Repeat, exactly and completely, the entries shown underneath.

──────── Task inputs

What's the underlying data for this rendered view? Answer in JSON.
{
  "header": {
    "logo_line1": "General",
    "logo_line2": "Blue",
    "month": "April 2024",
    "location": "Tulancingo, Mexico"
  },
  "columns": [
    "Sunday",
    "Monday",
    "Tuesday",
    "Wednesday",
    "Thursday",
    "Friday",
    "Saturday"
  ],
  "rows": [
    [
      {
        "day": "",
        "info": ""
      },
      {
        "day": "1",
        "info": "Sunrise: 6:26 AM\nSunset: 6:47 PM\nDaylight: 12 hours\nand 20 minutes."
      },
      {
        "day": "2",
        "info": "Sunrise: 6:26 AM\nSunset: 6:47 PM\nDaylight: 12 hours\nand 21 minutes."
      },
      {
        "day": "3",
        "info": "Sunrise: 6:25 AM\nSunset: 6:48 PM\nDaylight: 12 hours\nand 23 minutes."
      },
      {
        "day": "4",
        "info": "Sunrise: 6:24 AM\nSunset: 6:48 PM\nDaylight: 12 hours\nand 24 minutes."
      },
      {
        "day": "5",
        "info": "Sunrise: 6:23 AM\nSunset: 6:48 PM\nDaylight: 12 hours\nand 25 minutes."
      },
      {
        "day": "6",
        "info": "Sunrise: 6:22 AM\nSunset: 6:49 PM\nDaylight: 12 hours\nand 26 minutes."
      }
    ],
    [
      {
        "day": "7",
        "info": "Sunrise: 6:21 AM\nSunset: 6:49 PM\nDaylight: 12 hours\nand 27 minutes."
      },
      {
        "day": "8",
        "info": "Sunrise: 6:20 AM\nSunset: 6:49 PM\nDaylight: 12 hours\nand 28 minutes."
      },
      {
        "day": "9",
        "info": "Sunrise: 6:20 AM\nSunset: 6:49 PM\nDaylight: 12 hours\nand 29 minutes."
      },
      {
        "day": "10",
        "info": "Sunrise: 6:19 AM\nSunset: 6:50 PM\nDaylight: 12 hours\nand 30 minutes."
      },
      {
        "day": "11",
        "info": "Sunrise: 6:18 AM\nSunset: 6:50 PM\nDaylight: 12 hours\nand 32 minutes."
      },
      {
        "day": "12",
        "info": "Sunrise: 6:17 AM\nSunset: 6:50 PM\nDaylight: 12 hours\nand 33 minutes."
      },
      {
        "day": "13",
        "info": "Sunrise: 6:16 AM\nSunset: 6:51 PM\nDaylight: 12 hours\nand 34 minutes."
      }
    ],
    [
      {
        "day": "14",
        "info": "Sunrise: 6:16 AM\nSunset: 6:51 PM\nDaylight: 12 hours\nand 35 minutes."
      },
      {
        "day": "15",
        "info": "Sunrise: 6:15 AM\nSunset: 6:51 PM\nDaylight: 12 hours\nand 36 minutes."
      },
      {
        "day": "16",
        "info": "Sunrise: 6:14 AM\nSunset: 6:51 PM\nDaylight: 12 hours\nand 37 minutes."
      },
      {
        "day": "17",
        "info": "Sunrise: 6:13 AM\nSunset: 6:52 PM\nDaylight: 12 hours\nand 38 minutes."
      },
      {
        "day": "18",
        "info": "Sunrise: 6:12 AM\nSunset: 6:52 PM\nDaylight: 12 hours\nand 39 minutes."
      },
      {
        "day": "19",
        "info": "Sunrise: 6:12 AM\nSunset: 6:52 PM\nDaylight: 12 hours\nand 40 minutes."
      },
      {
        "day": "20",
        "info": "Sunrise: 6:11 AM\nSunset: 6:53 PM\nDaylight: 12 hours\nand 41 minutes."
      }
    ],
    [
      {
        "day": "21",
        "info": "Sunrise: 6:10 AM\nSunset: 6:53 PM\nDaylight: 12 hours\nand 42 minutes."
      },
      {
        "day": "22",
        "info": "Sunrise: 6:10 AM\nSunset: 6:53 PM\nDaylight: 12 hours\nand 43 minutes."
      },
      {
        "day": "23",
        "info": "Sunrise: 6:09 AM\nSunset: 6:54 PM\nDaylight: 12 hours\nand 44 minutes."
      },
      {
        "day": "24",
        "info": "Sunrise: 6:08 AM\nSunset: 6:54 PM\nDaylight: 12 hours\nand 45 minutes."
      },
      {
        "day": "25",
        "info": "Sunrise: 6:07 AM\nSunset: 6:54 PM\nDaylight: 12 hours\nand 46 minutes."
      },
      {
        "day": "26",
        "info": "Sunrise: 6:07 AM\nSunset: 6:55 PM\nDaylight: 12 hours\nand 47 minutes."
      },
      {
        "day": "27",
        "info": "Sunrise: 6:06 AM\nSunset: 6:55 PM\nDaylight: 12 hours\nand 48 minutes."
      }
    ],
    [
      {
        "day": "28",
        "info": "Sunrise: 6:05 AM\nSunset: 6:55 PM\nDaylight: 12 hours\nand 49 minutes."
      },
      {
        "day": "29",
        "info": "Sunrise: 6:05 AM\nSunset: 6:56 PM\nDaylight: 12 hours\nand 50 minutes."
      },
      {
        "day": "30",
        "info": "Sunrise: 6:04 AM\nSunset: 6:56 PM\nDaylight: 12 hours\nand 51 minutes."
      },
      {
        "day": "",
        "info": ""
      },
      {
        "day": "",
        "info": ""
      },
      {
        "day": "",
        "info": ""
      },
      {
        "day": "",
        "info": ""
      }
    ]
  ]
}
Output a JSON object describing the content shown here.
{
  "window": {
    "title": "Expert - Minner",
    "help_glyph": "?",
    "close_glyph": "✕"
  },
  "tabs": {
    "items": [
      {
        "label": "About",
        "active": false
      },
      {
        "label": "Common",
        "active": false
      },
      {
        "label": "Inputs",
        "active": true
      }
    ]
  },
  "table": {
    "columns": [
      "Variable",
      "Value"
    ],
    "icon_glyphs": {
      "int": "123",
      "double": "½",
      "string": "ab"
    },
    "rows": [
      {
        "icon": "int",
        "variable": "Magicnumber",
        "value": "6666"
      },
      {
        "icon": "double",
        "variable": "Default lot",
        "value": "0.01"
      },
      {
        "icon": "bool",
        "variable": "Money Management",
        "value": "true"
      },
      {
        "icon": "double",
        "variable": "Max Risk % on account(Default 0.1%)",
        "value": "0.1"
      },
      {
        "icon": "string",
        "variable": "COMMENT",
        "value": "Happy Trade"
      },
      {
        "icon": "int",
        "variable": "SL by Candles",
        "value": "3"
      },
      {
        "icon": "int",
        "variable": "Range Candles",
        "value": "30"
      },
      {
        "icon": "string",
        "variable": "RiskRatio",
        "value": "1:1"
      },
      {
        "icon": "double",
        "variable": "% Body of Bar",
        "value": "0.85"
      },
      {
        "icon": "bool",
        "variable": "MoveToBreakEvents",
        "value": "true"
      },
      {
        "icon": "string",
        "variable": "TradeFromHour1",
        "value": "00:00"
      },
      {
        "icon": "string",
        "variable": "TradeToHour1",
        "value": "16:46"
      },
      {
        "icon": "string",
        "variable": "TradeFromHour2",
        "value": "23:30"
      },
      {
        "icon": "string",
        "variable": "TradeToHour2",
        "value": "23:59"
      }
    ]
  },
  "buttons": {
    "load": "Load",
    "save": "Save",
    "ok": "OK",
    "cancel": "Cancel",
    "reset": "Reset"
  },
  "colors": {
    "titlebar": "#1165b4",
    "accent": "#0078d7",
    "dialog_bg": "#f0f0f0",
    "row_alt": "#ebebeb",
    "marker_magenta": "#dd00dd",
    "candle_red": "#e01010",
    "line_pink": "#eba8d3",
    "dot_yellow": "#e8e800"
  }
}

────────────────

## Result of the task:
What's the underlying data for this rendered view? Answer in JSON.
{
  "header": {
    "logo_line1": "General",
    "logo_line2": "Blue",
    "month": "April 2024",
    "location": "Tulancingo, Mexico"
  },
  "columns": [
    "Sunday",
    "Monday",
    "Tuesday",
    "Wednesday",
    "Thursday",
    "Friday",
    "Saturday"
  ],
  "rows": [
    [
      {
        "day": "",
        "info": ""
      },
      {
        "day": "1",
        "info": "Sunrise: 6:26 AM\nSunset: 6:47 PM\nDaylight: 12 hours\nand 20 minutes."
      },
      {
        "day": "2",
        "info": "Sunrise: 6:26 AM\nSunset: 6:47 PM\nDaylight: 12 hours\nand 21 minutes."
      },
      {
        "day": "3",
        "info": "Sunrise: 6:25 AM\nSunset: 6:48 PM\nDaylight: 12 hours\nand 23 minutes."
      },
      {
        "day": "4",
        "info": "Sunrise: 6:24 AM\nSunset: 6:48 PM\nDaylight: 12 hours\nand 24 minutes."
      },
      {
        "day": "5",
        "info": "Sunrise: 6:23 AM\nSunset: 6:48 PM\nDaylight: 12 hours\nand 25 minutes."
      },
      {
        "day": "6",
        "info": "Sunrise: 6:22 AM\nSunset: 6:49 PM\nDaylight: 12 hours\nand 26 minutes."
      }
    ],
    [
      {
        "day": "7",
        "info": "Sunrise: 6:21 AM\nSunset: 6:49 PM\nDaylight: 12 hours\nand 27 minutes."
      },
      {
        "day": "8",
        "info": "Sunrise: 6:20 AM\nSunset: 6:49 PM\nDaylight: 12 hours\nand 28 minutes."
      },
      {
        "day": "9",
        "info": "Sunrise: 6:20 AM\nSunset: 6:49 PM\nDaylight: 12 hours\nand 29 minutes."
      },
      {
        "day": "10",
        "info": "Sunrise: 6:19 AM\nSunset: 6:50 PM\nDaylight: 12 hours\nand 30 minutes."
      },
      {
        "day": "11",
        "info": "Sunrise: 6:18 AM\nSunset: 6:50 PM\nDaylight: 12 hours\nand 32 minutes."
      },
      {
        "day": "12",
        "info": "Sunrise: 6:17 AM\nSunset: 6:50 PM\nDaylight: 12 hours\nand 33 minutes."
      },
      {
        "day": "13",
        "info": "Sunrise: 6:16 AM\nSunset: 6:51 PM\nDaylight: 12 hours\nand 34 minutes."
      }
    ],
    [
      {
        "day": "14",
        "info": "Sunrise: 6:16 AM\nSunset: 6:51 PM\nDaylight: 12 hours\nand 35 minutes."
      },
      {
        "day": "15",
        "info": "Sunrise: 6:15 AM\nSunset: 6:51 PM\nDaylight: 12 hours\nand 36 minutes."
      },
      {
        "day": "16",
        "info": "Sunrise: 6:14 AM\nSunset: 6:51 PM\nDaylight: 12 hours\nand 37 minutes."
      },
      {
        "day": "17",
        "info": "Sunrise: 6:13 AM\nSunset: 6:52 PM\nDaylight: 12 hours\nand 38 minutes."
      },
      {
        "day": "18",
        "info": "Sunrise: 6:12 AM\nSunset: 6:52 PM\nDaylight: 12 hours\nand 39 minutes."
      },
      {
        "day": "19",
        "info": "Sunrise: 6:12 AM\nSunset: 6:52 PM\nDaylight: 12 hours\nand 40 minutes."
      },
      {
        "day": "20",
        "info": "Sunrise: 6:11 AM\nSunset: 6:53 PM\nDaylight: 12 hours\nand 41 minutes."
      }
    ],
    [
      {
        "day": "21",
        "info": "Sunrise: 6:10 AM\nSunset: 6:53 PM\nDaylight: 12 hours\nand 42 minutes."
      },
      {
        "day": "22",
        "info": "Sunrise: 6:10 AM\nSunset: 6:53 PM\nDaylight: 12 hours\nand 43 minutes."
      },
      {
        "day": "23",
        "info": "Sunrise: 6:09 AM\nSunset: 6:54 PM\nDaylight: 12 hours\nand 44 minutes."
      },
      {
        "day": "24",
        "info": "Sunrise: 6:08 AM\nSunset: 6:54 PM\nDaylight: 12 hours\nand 45 minutes."
      },
      {
        "day": "25",
        "info": "Sunrise: 6:07 AM\nSunset: 6:54 PM\nDaylight: 12 hours\nand 46 minutes."
      },
      {
        "day": "26",
        "info": "Sunrise: 6:07 AM\nSunset: 6:55 PM\nDaylight: 12 hours\nand 47 minutes."
      },
      {
        "day": "27",
        "info": "Sunrise: 6:06 AM\nSunset: 6:55 PM\nDaylight: 12 hours\nand 48 minutes."
      }
    ],
    [
      {
        "day": "28",
        "info": "Sunrise: 6:05 AM\nSunset: 6:55 PM\nDaylight: 12 hours\nand 49 minutes."
      },
      {
        "day": "29",
        "info": "Sunrise: 6:05 AM\nSunset: 6:56 PM\nDaylight: 12 hours\nand 50 minutes."
      },
      {
        "day": "30",
        "info": "Sunrise: 6:04 AM\nSunset: 6:56 PM\nDaylight: 12 hours\nand 51 minutes."
      },
      {
        "day": "",
        "info": ""
      },
      {
        "day": "",
        "info": ""
      },
      {
        "day": "",
        "info": ""
      },
      {
        "day": "",
        "info": ""
      }
    ]
  ]
}
Output a JSON object describing the content shown here.
{
  "window": {
    "title": "Expert - Minner",
    "help_glyph": "?",
    "close_glyph": "✕"
  },
  "tabs": {
    "items": [
      {
        "label": "About",
        "active": false
      },
      {
        "label": "Common",
        "active": false
      },
      {
        "label": "Inputs",
        "active": true
      }
    ]
  },
  "table": {
    "columns": [
      "Variable",
      "Value"
    ],
    "icon_glyphs": {
      "int": "123",
      "double": "½",
      "string": "ab"
    },
    "rows": [
      {
        "icon": "int",
        "variable": "Magicnumber",
        "value": "6666"
      },
      {
        "icon": "double",
        "variable": "Default lot",
        "value": "0.01"
      },
      {
        "icon": "bool",
        "variable": "Money Management",
        "value": "true"
      },
      {
        "icon": "double",
        "variable": "Max Risk % on account(Default 0.1%)",
        "value": "0.1"
      },
      {
        "icon": "string",
        "variable": "COMMENT",
        "value": "Happy Trade"
      },
      {
        "icon": "int",
        "variable": "SL by Candles",
        "value": "3"
      },
      {
        "icon": "int",
        "variable": "Range Candles",
        "value": "30"
      },
      {
        "icon": "string",
        "variable": "RiskRatio",
        "value": "1:1"
      },
      {
        "icon": "double",
        "variable": "% Body of Bar",
        "value": "0.85"
      },
      {
        "icon": "bool",
        "variable": "MoveToBreakEvents",
        "value": "true"
      },
      {
        "icon": "string",
        "variable": "TradeFromHour1",
        "value": "00:00"
      },
      {
        "icon": "string",
        "variable": "TradeToHour1",
        "value": "16:46"
      },
      {
        "icon": "string",
        "variable": "TradeFromHour2",
        "value": "23:30"
      },
      {
        "icon": "string",
        "variable": "TradeToHour2",
        "value": "23:59"
      }
    ]
  },
  "buttons": {
    "load": "Load",
    "save": "Save",
    "ok": "OK",
    "cancel": "Cancel",
    "reset": "Reset"
  },
  "colors": {
    "titlebar": "#1165b4",
    "accent": "#0078d7",
    "dialog_bg": "#f0f0f0",
    "row_alt": "#ebebeb",
    "marker_magenta": "#dd00dd",
    "candle_red": "#e01010",
    "line_pink": "#eba8d3",
    "dot_yellow": "#e8e800"
  }
}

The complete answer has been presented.